- **Available data**:
######
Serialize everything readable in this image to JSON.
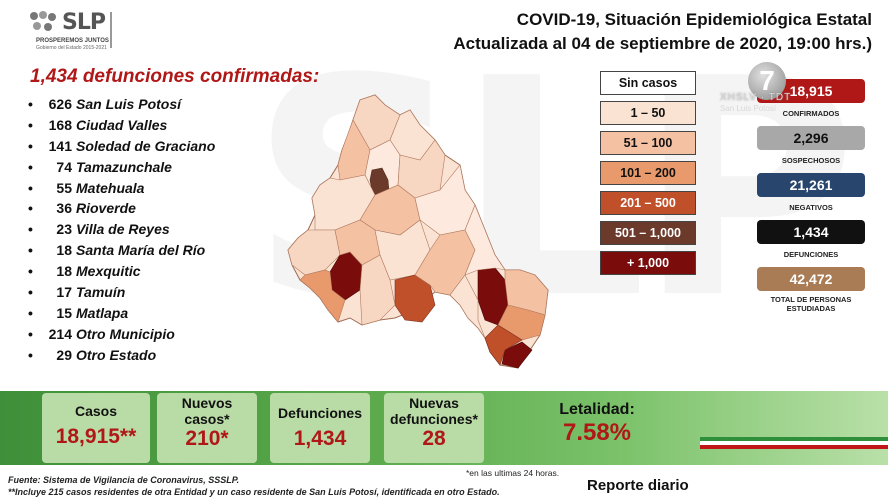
{
  "logo": {
    "name": "SLP",
    "tagline": "PROSPEREMOS JUNTOS",
    "subtitle": "Gobierno del Estado 2015-2021"
  },
  "header": {
    "title": "COVID-19, Situación Epidemiológica Estatal",
    "updated": "Actualizada al 04 de septiembre de 2020, 19:00 hrs.)"
  },
  "deaths_title": "1,434 defunciones confirmadas:",
  "municipalities": [
    {
      "count": "626",
      "name": "San Luis Potosí"
    },
    {
      "count": "168",
      "name": "Ciudad Valles"
    },
    {
      "count": "141",
      "name": "Soledad de Graciano"
    },
    {
      "count": "74",
      "name": "Tamazunchale"
    },
    {
      "count": "55",
      "name": "Matehuala"
    },
    {
      "count": "36",
      "name": "Rioverde"
    },
    {
      "count": "23",
      "name": "Villa de Reyes"
    },
    {
      "count": "18",
      "name": "Santa María del Río"
    },
    {
      "count": "18",
      "name": "Mexquitic"
    },
    {
      "count": "17",
      "name": "Tamuín"
    },
    {
      "count": "15",
      "name": "Matlapa"
    },
    {
      "count": "214",
      "name": "Otro Municipio"
    },
    {
      "count": "29",
      "name": "Otro Estado"
    }
  ],
  "legend": [
    {
      "label": "Sin casos",
      "color": "#ffffff",
      "text_color": "#111111"
    },
    {
      "label": "1 – 50",
      "color": "#fbe3d4",
      "text_color": "#111111"
    },
    {
      "label": "51 – 100",
      "color": "#f5c1a3",
      "text_color": "#111111"
    },
    {
      "label": "101 – 200",
      "color": "#e89a6c",
      "text_color": "#111111"
    },
    {
      "label": "201 – 500",
      "color": "#c0502a",
      "text_color": "#ffffff"
    },
    {
      "label": "501 – 1,000",
      "color": "#6b3a2a",
      "text_color": "#ffffff"
    },
    {
      "label": "+ 1,000",
      "color": "#7a0c0c",
      "text_color": "#ffffff"
    }
  ],
  "stats": [
    {
      "value": "18,915",
      "label": "CONFIRMADOS",
      "color": "#b01818"
    },
    {
      "value": "2,296",
      "label": "SOSPECHOSOS",
      "color": "#a8a8a8"
    },
    {
      "value": "21,261",
      "label": "NEGATIVOS",
      "color": "#28456e"
    },
    {
      "value": "1,434",
      "label": "DEFUNCIONES",
      "color": "#111111"
    },
    {
      "value": "42,472",
      "label": "TOTAL DE PERSONAS ESTUDIADAS",
      "color": "#a97c55"
    }
  ],
  "tv": {
    "channel": "7",
    "brand": "XHSLV · TDT",
    "city": "San Luis Potosí"
  },
  "summary": {
    "cases_label": "Casos",
    "cases_value": "18,915**",
    "new_cases_label_1": "Nuevos",
    "new_cases_label_2": "casos*",
    "new_cases_value": "210*",
    "deaths_label": "Defunciones",
    "deaths_value": "1,434",
    "new_deaths_label_1": "Nuevas",
    "new_deaths_label_2": "defunciones*",
    "new_deaths_value": "28",
    "lethality_label": "Letalidad:",
    "lethality_value": "7.58%"
  },
  "footer": {
    "source": "Fuente: Sistema de Vigilancia de Coronavirus, SSSLP.",
    "note": "**Incluye 215 casos residentes de otra Entidad y un caso residente de San Luis Potosí, identificada en otro Estado.",
    "note24": "*en las ultimas 24 horas.",
    "report": "Reporte diario"
  }
}
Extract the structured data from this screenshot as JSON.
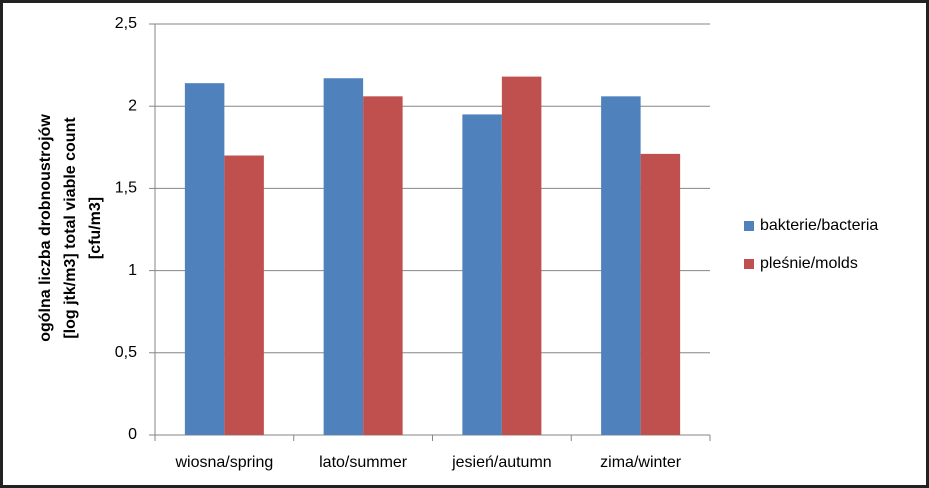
######
Pick out each line above that includes "Estado" and show it.

    "subtitle": "Gobierno del Estado 2015-2021"
      "name": "Otro Estado"
    "note": "**Incluye 215 casos residentes de otra Entidad y un caso residente de San Luis Potosí, identificada en otro Estado.",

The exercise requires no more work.